== The input ==
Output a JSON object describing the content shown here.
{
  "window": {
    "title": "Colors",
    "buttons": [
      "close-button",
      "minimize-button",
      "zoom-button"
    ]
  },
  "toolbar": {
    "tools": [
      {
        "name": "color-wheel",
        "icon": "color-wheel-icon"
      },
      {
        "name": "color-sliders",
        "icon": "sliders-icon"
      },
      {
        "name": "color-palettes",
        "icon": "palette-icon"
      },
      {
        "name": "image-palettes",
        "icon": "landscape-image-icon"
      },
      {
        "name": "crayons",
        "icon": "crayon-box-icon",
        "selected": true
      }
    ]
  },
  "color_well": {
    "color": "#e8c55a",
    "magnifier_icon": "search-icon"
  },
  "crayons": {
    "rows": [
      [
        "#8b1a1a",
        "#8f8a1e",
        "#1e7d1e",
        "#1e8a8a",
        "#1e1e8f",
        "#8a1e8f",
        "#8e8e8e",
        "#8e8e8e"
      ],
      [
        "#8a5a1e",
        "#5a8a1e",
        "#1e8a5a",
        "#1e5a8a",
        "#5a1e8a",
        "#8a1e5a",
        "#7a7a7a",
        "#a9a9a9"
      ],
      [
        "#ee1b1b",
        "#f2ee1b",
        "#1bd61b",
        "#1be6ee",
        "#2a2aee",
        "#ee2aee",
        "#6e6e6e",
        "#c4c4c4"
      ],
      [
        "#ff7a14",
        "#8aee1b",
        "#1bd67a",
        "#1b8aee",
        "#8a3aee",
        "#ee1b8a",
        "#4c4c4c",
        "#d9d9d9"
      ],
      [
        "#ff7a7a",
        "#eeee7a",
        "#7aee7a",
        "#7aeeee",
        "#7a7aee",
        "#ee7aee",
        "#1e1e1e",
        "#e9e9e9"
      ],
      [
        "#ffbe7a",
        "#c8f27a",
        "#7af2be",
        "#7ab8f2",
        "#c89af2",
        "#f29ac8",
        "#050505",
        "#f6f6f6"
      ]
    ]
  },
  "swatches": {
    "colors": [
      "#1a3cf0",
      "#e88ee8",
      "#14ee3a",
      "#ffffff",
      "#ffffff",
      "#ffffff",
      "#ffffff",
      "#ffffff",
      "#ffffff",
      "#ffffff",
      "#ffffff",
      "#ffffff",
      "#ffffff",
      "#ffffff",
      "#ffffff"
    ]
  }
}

== Goal ==
Copy all the lines above that hold the string "sliders".

== Written solution ==
        "name": "color-sliders",
        "icon": "sliders-icon"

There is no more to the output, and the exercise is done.